──────── Material shown

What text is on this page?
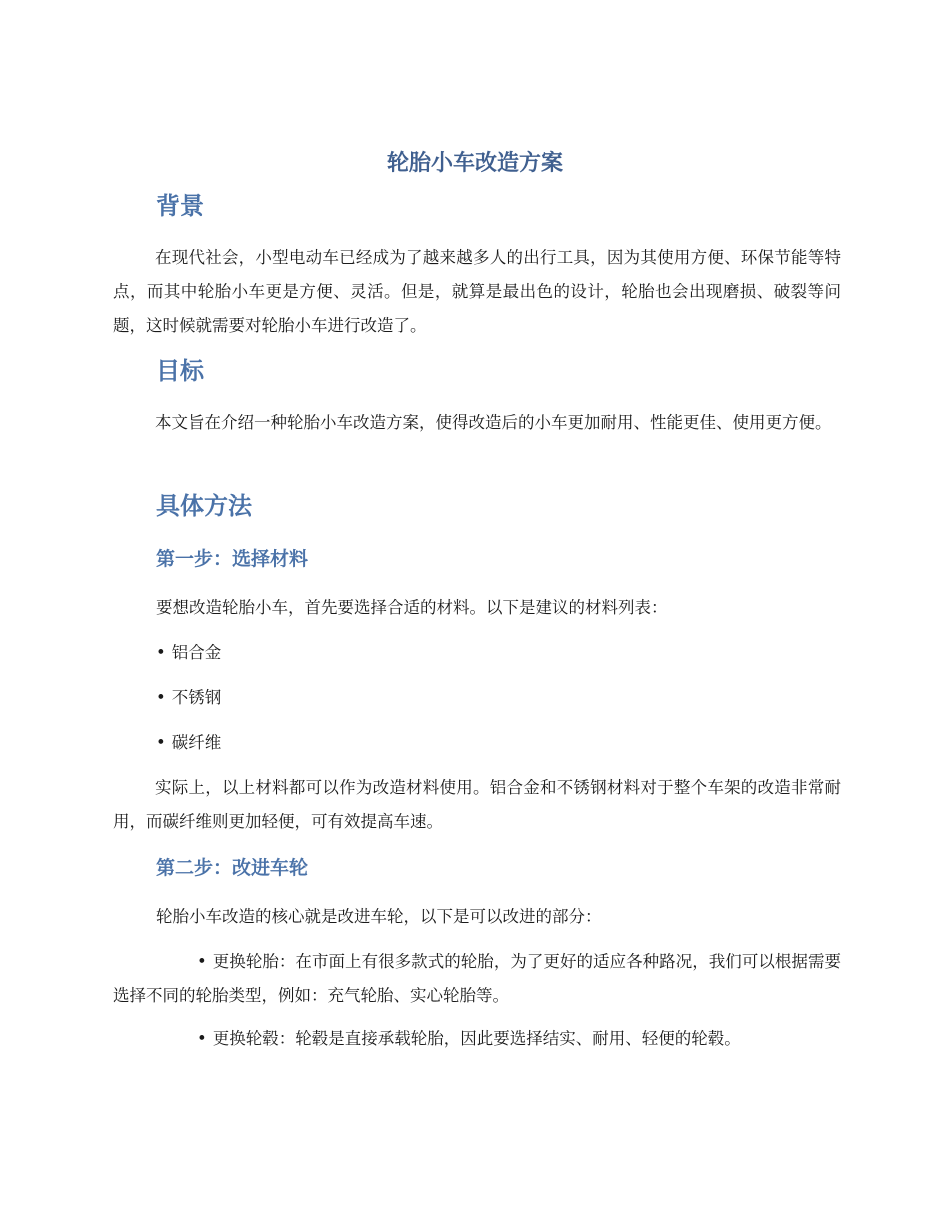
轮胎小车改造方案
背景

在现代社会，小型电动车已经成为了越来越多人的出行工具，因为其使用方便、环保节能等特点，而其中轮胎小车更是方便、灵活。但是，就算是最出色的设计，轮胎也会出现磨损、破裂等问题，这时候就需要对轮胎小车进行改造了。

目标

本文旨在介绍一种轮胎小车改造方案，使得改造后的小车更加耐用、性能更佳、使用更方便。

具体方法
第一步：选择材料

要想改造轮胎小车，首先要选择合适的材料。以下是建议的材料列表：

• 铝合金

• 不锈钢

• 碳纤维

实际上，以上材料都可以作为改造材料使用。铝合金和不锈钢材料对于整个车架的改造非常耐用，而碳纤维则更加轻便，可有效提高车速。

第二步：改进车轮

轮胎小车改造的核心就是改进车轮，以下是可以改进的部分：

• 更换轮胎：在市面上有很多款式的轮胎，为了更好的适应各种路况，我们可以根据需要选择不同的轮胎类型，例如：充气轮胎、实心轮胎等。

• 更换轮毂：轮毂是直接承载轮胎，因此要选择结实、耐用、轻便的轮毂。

────────────────

### What the task asks:
Omit pictures; set down the rest of the material word for word.

### Task result:
What text is on this page?
轮胎小车改造方案
背景

在现代社会，小型电动车已经成为了越来越多人的出行工具，因为其使用方便、环保节能等特点，而其中轮胎小车更是方便、灵活。但是，就算是最出色的设计，轮胎也会出现磨损、破裂等问题，这时候就需要对轮胎小车进行改造了。

目标

本文旨在介绍一种轮胎小车改造方案，使得改造后的小车更加耐用、性能更佳、使用更方便。

具体方法
第一步：选择材料

要想改造轮胎小车，首先要选择合适的材料。以下是建议的材料列表：

• 铝合金

• 不锈钢

• 碳纤维

实际上，以上材料都可以作为改造材料使用。铝合金和不锈钢材料对于整个车架的改造非常耐用，而碳纤维则更加轻便，可有效提高车速。

第二步：改进车轮

轮胎小车改造的核心就是改进车轮，以下是可以改进的部分：

• 更换轮胎：在市面上有很多款式的轮胎，为了更好的适应各种路况，我们可以根据需要选择不同的轮胎类型，例如：充气轮胎、实心轮胎等。

• 更换轮毂：轮毂是直接承载轮胎，因此要选择结实、耐用、轻便的轮毂。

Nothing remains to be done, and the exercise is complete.